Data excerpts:
• • • • • • •
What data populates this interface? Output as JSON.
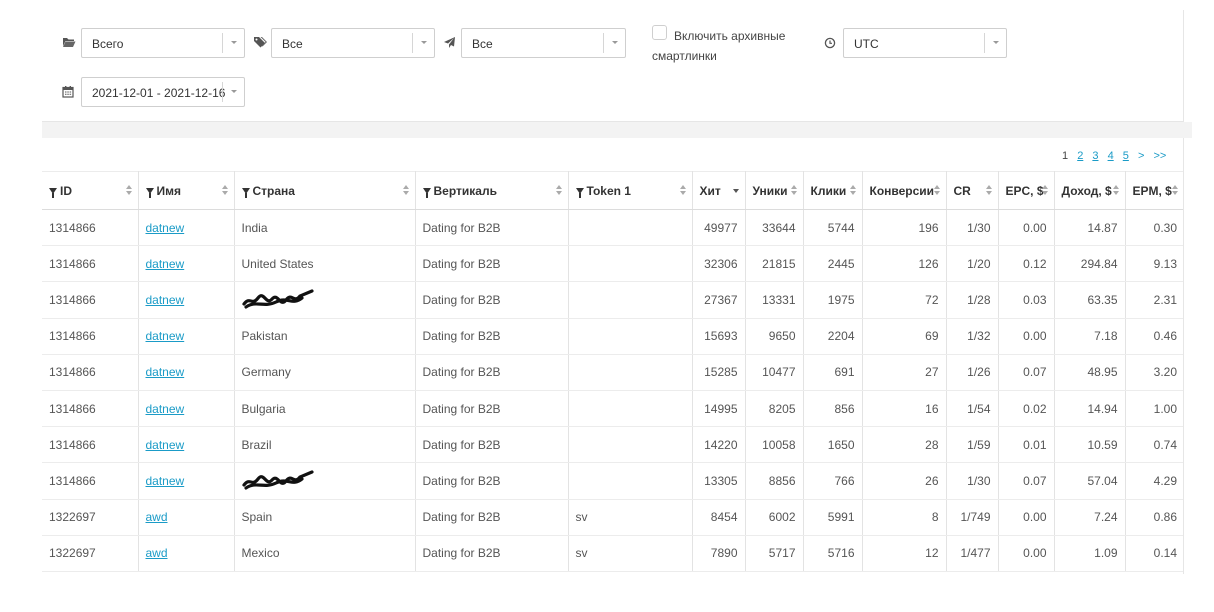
{
  "filters": {
    "scope": "Всего",
    "tags": "Все",
    "traffic": "Все",
    "archive_label": "Включить архивные смартлинки",
    "timezone": "UTC",
    "date_range": "2021-12-01 - 2021-12-16"
  },
  "pagination": {
    "current": "1",
    "pages": [
      "2",
      "3",
      "4",
      "5"
    ],
    "next": ">",
    "last": ">>"
  },
  "columns": [
    {
      "label": "ID",
      "filter": true
    },
    {
      "label": "Имя",
      "filter": true
    },
    {
      "label": "Страна",
      "filter": true
    },
    {
      "label": "Вертикаль",
      "filter": true
    },
    {
      "label": "Token 1",
      "filter": true
    },
    {
      "label": "Хит",
      "filter": false
    },
    {
      "label": "Уники",
      "filter": false
    },
    {
      "label": "Клики",
      "filter": false
    },
    {
      "label": "Конверсии",
      "filter": false
    },
    {
      "label": "CR",
      "filter": false
    },
    {
      "label": "EPC, $",
      "filter": false
    },
    {
      "label": "Доход, $",
      "filter": false
    },
    {
      "label": "EPM, $",
      "filter": false
    }
  ],
  "rows": [
    {
      "id": "1314866",
      "name": "datnew",
      "country": "India",
      "vertical": "Dating for B2B",
      "token": "",
      "hits": "49977",
      "uniques": "33644",
      "clicks": "5744",
      "conv": "196",
      "cr": "1/30",
      "epc": "0.00",
      "revenue": "14.87",
      "epm": "0.30"
    },
    {
      "id": "1314866",
      "name": "datnew",
      "country": "United States",
      "vertical": "Dating for B2B",
      "token": "",
      "hits": "32306",
      "uniques": "21815",
      "clicks": "2445",
      "conv": "126",
      "cr": "1/20",
      "epc": "0.12",
      "revenue": "294.84",
      "epm": "9.13"
    },
    {
      "id": "1314866",
      "name": "datnew",
      "country": "",
      "redacted": true,
      "vertical": "Dating for B2B",
      "token": "",
      "hits": "27367",
      "uniques": "13331",
      "clicks": "1975",
      "conv": "72",
      "cr": "1/28",
      "epc": "0.03",
      "revenue": "63.35",
      "epm": "2.31"
    },
    {
      "id": "1314866",
      "name": "datnew",
      "country": "Pakistan",
      "vertical": "Dating for B2B",
      "token": "",
      "hits": "15693",
      "uniques": "9650",
      "clicks": "2204",
      "conv": "69",
      "cr": "1/32",
      "epc": "0.00",
      "revenue": "7.18",
      "epm": "0.46"
    },
    {
      "id": "1314866",
      "name": "datnew",
      "country": "Germany",
      "vertical": "Dating for B2B",
      "token": "",
      "hits": "15285",
      "uniques": "10477",
      "clicks": "691",
      "conv": "27",
      "cr": "1/26",
      "epc": "0.07",
      "revenue": "48.95",
      "epm": "3.20"
    },
    {
      "id": "1314866",
      "name": "datnew",
      "country": "Bulgaria",
      "vertical": "Dating for B2B",
      "token": "",
      "hits": "14995",
      "uniques": "8205",
      "clicks": "856",
      "conv": "16",
      "cr": "1/54",
      "epc": "0.02",
      "revenue": "14.94",
      "epm": "1.00"
    },
    {
      "id": "1314866",
      "name": "datnew",
      "country": "Brazil",
      "vertical": "Dating for B2B",
      "token": "",
      "hits": "14220",
      "uniques": "10058",
      "clicks": "1650",
      "conv": "28",
      "cr": "1/59",
      "epc": "0.01",
      "revenue": "10.59",
      "epm": "0.74"
    },
    {
      "id": "1314866",
      "name": "datnew",
      "country": "",
      "redacted": true,
      "vertical": "Dating for B2B",
      "token": "",
      "hits": "13305",
      "uniques": "8856",
      "clicks": "766",
      "conv": "26",
      "cr": "1/30",
      "epc": "0.07",
      "revenue": "57.04",
      "epm": "4.29"
    },
    {
      "id": "1322697",
      "name": "awd",
      "country": "Spain",
      "vertical": "Dating for B2B",
      "token": "sv",
      "hits": "8454",
      "uniques": "6002",
      "clicks": "5991",
      "conv": "8",
      "cr": "1/749",
      "epc": "0.00",
      "revenue": "7.24",
      "epm": "0.86"
    },
    {
      "id": "1322697",
      "name": "awd",
      "country": "Mexico",
      "vertical": "Dating for B2B",
      "token": "sv",
      "hits": "7890",
      "uniques": "5717",
      "clicks": "5716",
      "conv": "12",
      "cr": "1/477",
      "epc": "0.00",
      "revenue": "1.09",
      "epm": "0.14"
    }
  ]
}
• • • • • • •
▶ **What is asked**
Report all lines of the material that contain the word "conv".

▶ **Written response**
      "conv": "196",
      "conv": "126",
      "conv": "72",
      "conv": "69",
      "conv": "27",
      "conv": "16",
      "conv": "28",
      "conv": "26",
      "conv": "8",
      "conv": "12",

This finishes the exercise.